Start DATA FOR THIS EXERCISE
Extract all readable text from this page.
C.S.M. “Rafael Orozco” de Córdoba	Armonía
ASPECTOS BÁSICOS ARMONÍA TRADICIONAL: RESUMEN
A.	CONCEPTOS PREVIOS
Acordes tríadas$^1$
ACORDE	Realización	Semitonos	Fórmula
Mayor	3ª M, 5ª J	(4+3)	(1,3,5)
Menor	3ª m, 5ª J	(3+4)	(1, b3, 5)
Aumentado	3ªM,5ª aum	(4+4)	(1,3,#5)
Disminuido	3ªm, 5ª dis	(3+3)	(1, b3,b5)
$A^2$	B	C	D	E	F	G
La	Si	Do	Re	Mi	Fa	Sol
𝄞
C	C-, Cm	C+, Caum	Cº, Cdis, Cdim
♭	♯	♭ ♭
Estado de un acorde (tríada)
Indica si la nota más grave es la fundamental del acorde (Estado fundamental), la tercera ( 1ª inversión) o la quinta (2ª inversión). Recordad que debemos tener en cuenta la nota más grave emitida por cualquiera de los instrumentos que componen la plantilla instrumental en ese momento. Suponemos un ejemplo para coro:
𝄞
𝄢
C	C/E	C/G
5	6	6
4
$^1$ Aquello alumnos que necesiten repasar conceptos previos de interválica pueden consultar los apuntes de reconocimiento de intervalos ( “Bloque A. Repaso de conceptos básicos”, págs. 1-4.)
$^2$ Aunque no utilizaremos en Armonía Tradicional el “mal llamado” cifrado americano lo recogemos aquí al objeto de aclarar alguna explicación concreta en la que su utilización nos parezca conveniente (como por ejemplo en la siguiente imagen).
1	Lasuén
End DATA FOR THIS EXERCISE
Start DATA FOR THIS EXERCISE
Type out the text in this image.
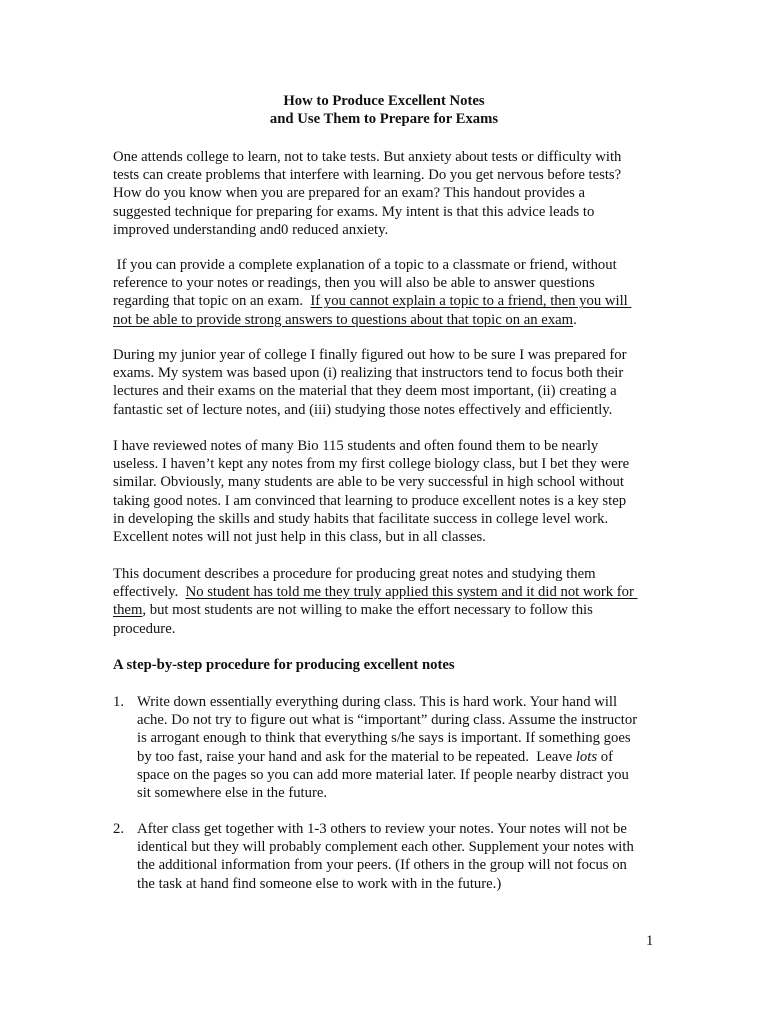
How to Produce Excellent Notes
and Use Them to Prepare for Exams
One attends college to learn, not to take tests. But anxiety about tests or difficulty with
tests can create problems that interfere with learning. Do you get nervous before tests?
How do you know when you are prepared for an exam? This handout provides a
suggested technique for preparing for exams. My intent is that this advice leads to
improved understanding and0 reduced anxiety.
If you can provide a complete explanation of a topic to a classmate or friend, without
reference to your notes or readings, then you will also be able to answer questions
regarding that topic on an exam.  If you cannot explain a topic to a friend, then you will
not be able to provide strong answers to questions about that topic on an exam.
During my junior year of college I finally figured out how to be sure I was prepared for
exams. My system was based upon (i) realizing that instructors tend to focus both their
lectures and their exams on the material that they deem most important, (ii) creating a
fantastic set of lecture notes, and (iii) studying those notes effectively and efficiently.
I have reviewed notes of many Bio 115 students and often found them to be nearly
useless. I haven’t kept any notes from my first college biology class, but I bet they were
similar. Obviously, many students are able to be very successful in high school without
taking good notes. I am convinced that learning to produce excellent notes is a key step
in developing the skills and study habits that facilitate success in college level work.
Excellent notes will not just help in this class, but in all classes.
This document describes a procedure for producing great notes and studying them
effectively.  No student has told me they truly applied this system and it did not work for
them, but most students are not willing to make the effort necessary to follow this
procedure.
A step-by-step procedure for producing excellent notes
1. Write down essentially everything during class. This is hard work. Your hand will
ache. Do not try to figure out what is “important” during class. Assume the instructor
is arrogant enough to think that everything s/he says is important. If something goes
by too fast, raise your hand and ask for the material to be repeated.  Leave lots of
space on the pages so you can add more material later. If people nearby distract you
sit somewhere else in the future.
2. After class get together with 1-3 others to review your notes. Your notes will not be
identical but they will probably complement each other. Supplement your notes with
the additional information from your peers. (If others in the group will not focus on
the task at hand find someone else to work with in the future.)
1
End DATA FOR THIS EXERCISE
EXERCISE DIRECTIONS:
Check every line of the data, and copy the ones that contain "students".

OUTPUT BELOW:
I have reviewed notes of many Bio 115 students and often found them to be nearly
similar. Obviously, many students are able to be very successful in high school without
them, but most students are not willing to make the effort necessary to follow this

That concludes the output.